EXERCISE INSTRUCTIONS:
Transcribe each record below word for word.

INFORMATION SHOWN:
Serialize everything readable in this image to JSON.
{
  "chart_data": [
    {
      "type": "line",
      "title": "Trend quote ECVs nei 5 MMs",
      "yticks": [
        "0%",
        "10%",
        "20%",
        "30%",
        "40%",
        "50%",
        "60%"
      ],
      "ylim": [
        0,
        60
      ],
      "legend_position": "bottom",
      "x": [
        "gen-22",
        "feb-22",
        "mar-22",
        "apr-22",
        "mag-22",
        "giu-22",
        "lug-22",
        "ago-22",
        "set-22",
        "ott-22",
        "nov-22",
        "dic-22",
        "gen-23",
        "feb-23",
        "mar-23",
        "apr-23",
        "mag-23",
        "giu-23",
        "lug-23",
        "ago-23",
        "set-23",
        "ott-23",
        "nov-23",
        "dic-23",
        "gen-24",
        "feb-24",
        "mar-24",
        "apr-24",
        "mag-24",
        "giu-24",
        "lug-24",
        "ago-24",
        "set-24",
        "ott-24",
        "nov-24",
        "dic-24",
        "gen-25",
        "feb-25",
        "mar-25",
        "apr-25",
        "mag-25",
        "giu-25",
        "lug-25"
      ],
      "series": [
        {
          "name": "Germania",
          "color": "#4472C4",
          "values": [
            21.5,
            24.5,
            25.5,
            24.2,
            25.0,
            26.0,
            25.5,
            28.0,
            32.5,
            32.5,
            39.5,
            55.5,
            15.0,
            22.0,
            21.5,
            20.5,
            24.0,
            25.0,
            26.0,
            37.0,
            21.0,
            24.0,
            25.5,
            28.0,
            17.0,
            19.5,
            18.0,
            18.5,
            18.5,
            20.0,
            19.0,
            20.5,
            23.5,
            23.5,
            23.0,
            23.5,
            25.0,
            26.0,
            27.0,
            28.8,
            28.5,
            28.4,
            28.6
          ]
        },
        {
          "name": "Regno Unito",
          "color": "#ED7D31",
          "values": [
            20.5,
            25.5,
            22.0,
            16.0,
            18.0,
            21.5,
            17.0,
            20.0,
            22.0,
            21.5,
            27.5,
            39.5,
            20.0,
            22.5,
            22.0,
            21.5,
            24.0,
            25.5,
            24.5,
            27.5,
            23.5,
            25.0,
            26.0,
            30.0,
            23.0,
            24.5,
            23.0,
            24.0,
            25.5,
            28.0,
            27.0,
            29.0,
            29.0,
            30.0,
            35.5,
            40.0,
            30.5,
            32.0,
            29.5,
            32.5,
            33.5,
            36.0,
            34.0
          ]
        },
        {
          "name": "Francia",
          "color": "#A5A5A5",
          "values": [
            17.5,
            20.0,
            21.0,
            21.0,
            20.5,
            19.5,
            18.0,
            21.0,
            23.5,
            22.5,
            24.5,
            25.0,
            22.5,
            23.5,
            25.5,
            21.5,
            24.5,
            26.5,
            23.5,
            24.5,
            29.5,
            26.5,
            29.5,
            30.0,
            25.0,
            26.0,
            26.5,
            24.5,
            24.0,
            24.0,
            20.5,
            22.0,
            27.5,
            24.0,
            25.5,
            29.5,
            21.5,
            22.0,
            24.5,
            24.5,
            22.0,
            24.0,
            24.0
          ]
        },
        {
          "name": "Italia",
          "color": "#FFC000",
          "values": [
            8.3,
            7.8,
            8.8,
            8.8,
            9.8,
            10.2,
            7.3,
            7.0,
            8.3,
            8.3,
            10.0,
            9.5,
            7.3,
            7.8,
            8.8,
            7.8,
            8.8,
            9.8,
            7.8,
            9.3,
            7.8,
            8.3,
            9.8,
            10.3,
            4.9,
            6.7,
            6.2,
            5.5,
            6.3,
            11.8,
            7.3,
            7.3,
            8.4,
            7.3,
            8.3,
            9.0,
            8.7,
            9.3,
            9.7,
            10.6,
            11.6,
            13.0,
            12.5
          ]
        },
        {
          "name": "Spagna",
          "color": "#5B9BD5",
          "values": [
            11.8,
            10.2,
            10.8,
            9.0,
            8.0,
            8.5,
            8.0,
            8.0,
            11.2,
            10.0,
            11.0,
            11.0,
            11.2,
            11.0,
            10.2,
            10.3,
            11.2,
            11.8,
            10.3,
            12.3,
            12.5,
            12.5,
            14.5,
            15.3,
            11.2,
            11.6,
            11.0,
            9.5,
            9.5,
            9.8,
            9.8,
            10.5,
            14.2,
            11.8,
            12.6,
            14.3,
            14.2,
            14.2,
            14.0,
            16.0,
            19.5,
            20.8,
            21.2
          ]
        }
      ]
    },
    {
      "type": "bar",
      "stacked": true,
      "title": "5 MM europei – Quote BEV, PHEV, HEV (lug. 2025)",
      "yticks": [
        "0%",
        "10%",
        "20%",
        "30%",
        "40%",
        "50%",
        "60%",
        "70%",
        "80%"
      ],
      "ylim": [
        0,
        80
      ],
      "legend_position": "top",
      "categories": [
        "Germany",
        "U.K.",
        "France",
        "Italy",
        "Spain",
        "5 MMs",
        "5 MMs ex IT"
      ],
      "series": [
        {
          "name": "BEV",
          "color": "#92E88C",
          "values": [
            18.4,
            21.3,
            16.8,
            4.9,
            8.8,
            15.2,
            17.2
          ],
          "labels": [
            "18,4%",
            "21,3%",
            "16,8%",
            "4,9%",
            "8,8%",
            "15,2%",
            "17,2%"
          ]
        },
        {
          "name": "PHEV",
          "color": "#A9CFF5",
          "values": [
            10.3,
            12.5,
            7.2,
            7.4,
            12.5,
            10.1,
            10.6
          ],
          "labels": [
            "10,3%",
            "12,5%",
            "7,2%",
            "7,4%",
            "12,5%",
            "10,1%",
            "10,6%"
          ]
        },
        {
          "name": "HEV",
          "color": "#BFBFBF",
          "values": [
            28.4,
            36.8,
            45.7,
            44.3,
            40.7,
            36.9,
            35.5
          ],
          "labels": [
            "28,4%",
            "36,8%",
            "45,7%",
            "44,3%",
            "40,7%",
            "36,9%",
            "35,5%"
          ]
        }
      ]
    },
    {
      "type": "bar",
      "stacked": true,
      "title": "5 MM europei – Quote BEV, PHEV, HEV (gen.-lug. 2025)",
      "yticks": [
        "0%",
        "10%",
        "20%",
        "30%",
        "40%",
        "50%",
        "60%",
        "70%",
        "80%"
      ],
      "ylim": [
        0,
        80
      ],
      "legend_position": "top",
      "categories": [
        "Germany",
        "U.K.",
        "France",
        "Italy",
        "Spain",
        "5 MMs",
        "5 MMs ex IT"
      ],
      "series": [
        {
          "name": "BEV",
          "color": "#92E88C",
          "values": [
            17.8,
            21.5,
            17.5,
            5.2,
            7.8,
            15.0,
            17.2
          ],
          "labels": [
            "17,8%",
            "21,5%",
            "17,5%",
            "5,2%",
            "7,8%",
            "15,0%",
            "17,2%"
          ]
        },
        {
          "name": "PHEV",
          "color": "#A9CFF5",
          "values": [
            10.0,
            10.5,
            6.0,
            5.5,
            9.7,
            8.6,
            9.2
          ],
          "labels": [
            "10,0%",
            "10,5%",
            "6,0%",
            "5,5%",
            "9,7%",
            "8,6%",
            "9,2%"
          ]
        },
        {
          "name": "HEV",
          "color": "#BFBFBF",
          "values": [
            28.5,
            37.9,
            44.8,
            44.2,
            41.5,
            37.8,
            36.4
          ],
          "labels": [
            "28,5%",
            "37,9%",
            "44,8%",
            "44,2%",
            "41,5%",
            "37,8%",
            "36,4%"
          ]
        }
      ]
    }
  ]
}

SOLUTION BELOW:
Serialize everything readable in this image to JSON.
{
  "chart_data": [
    {
      "type": "line",
      "title": "Trend quote ECVs nei 5 MMs",
      "yticks": [
        "0%",
        "10%",
        "20%",
        "30%",
        "40%",
        "50%",
        "60%"
      ],
      "ylim": [
        0,
        60
      ],
      "legend_position": "bottom",
      "x": [
        "gen-22",
        "feb-22",
        "mar-22",
        "apr-22",
        "mag-22",
        "giu-22",
        "lug-22",
        "ago-22",
        "set-22",
        "ott-22",
        "nov-22",
        "dic-22",
        "gen-23",
        "feb-23",
        "mar-23",
        "apr-23",
        "mag-23",
        "giu-23",
        "lug-23",
        "ago-23",
        "set-23",
        "ott-23",
        "nov-23",
        "dic-23",
        "gen-24",
        "feb-24",
        "mar-24",
        "apr-24",
        "mag-24",
        "giu-24",
        "lug-24",
        "ago-24",
        "set-24",
        "ott-24",
        "nov-24",
        "dic-24",
        "gen-25",
        "feb-25",
        "mar-25",
        "apr-25",
        "mag-25",
        "giu-25",
        "lug-25"
      ],
      "series": [
        {
          "name": "Germania",
          "color": "#4472C4",
          "values": [
            21.5,
            24.5,
            25.5,
            24.2,
            25.0,
            26.0,
            25.5,
            28.0,
            32.5,
            32.5,
            39.5,
            55.5,
            15.0,
            22.0,
            21.5,
            20.5,
            24.0,
            25.0,
            26.0,
            37.0,
            21.0,
            24.0,
            25.5,
            28.0,
            17.0,
            19.5,
            18.0,
            18.5,
            18.5,
            20.0,
            19.0,
            20.5,
            23.5,
            23.5,
            23.0,
            23.5,
            25.0,
            26.0,
            27.0,
            28.8,
            28.5,
            28.4,
            28.6
          ]
        },
        {
          "name": "Regno Unito",
          "color": "#ED7D31",
          "values": [
            20.5,
            25.5,
            22.0,
            16.0,
            18.0,
            21.5,
            17.0,
            20.0,
            22.0,
            21.5,
            27.5,
            39.5,
            20.0,
            22.5,
            22.0,
            21.5,
            24.0,
            25.5,
            24.5,
            27.5,
            23.5,
            25.0,
            26.0,
            30.0,
            23.0,
            24.5,
            23.0,
            24.0,
            25.5,
            28.0,
            27.0,
            29.0,
            29.0,
            30.0,
            35.5,
            40.0,
            30.5,
            32.0,
            29.5,
            32.5,
            33.5,
            36.0,
            34.0
          ]
        },
        {
          "name": "Francia",
          "color": "#A5A5A5",
          "values": [
            17.5,
            20.0,
            21.0,
            21.0,
            20.5,
            19.5,
            18.0,
            21.0,
            23.5,
            22.5,
            24.5,
            25.0,
            22.5,
            23.5,
            25.5,
            21.5,
            24.5,
            26.5,
            23.5,
            24.5,
            29.5,
            26.5,
            29.5,
            30.0,
            25.0,
            26.0,
            26.5,
            24.5,
            24.0,
            24.0,
            20.5,
            22.0,
            27.5,
            24.0,
            25.5,
            29.5,
            21.5,
            22.0,
            24.5,
            24.5,
            22.0,
            24.0,
            24.0
          ]
        },
        {
          "name": "Italia",
          "color": "#FFC000",
          "values": [
            8.3,
            7.8,
            8.8,
            8.8,
            9.8,
            10.2,
            7.3,
            7.0,
            8.3,
            8.3,
            10.0,
            9.5,
            7.3,
            7.8,
            8.8,
            7.8,
            8.8,
            9.8,
            7.8,
            9.3,
            7.8,
            8.3,
            9.8,
            10.3,
            4.9,
            6.7,
            6.2,
            5.5,
            6.3,
            11.8,
            7.3,
            7.3,
            8.4,
            7.3,
            8.3,
            9.0,
            8.7,
            9.3,
            9.7,
            10.6,
            11.6,
            13.0,
            12.5
          ]
        },
        {
          "name": "Spagna",
          "color": "#5B9BD5",
          "values": [
            11.8,
            10.2,
            10.8,
            9.0,
            8.0,
            8.5,
            8.0,
            8.0,
            11.2,
            10.0,
            11.0,
            11.0,
            11.2,
            11.0,
            10.2,
            10.3,
            11.2,
            11.8,
            10.3,
            12.3,
            12.5,
            12.5,
            14.5,
            15.3,
            11.2,
            11.6,
            11.0,
            9.5,
            9.5,
            9.8,
            9.8,
            10.5,
            14.2,
            11.8,
            12.6,
            14.3,
            14.2,
            14.2,
            14.0,
            16.0,
            19.5,
            20.8,
            21.2
          ]
        }
      ]
    },
    {
      "type": "bar",
      "stacked": true,
      "title": "5 MM europei – Quote BEV, PHEV, HEV (lug. 2025)",
      "yticks": [
        "0%",
        "10%",
        "20%",
        "30%",
        "40%",
        "50%",
        "60%",
        "70%",
        "80%"
      ],
      "ylim": [
        0,
        80
      ],
      "legend_position": "top",
      "categories": [
        "Germany",
        "U.K.",
        "France",
        "Italy",
        "Spain",
        "5 MMs",
        "5 MMs ex IT"
      ],
      "series": [
        {
          "name": "BEV",
          "color": "#92E88C",
          "values": [
            18.4,
            21.3,
            16.8,
            4.9,
            8.8,
            15.2,
            17.2
          ],
          "labels": [
            "18,4%",
            "21,3%",
            "16,8%",
            "4,9%",
            "8,8%",
            "15,2%",
            "17,2%"
          ]
        },
        {
          "name": "PHEV",
          "color": "#A9CFF5",
          "values": [
            10.3,
            12.5,
            7.2,
            7.4,
            12.5,
            10.1,
            10.6
          ],
          "labels": [
            "10,3%",
            "12,5%",
            "7,2%",
            "7,4%",
            "12,5%",
            "10,1%",
            "10,6%"
          ]
        },
        {
          "name": "HEV",
          "color": "#BFBFBF",
          "values": [
            28.4,
            36.8,
            45.7,
            44.3,
            40.7,
            36.9,
            35.5
          ],
          "labels": [
            "28,4%",
            "36,8%",
            "45,7%",
            "44,3%",
            "40,7%",
            "36,9%",
            "35,5%"
          ]
        }
      ]
    },
    {
      "type": "bar",
      "stacked": true,
      "title": "5 MM europei – Quote BEV, PHEV, HEV (gen.-lug. 2025)",
      "yticks": [
        "0%",
        "10%",
        "20%",
        "30%",
        "40%",
        "50%",
        "60%",
        "70%",
        "80%"
      ],
      "ylim": [
        0,
        80
      ],
      "legend_position": "top",
      "categories": [
        "Germany",
        "U.K.",
        "France",
        "Italy",
        "Spain",
        "5 MMs",
        "5 MMs ex IT"
      ],
      "series": [
        {
          "name": "BEV",
          "color": "#92E88C",
          "values": [
            17.8,
            21.5,
            17.5,
            5.2,
            7.8,
            15.0,
            17.2
          ],
          "labels": [
            "17,8%",
            "21,5%",
            "17,5%",
            "5,2%",
            "7,8%",
            "15,0%",
            "17,2%"
          ]
        },
        {
          "name": "PHEV",
          "color": "#A9CFF5",
          "values": [
            10.0,
            10.5,
            6.0,
            5.5,
            9.7,
            8.6,
            9.2
          ],
          "labels": [
            "10,0%",
            "10,5%",
            "6,0%",
            "5,5%",
            "9,7%",
            "8,6%",
            "9,2%"
          ]
        },
        {
          "name": "HEV",
          "color": "#BFBFBF",
          "values": [
            28.5,
            37.9,
            44.8,
            44.2,
            41.5,
            37.8,
            36.4
          ],
          "labels": [
            "28,5%",
            "37,9%",
            "44,8%",
            "44,2%",
            "41,5%",
            "37,8%",
            "36,4%"
          ]
        }
      ]
    }
  ]
}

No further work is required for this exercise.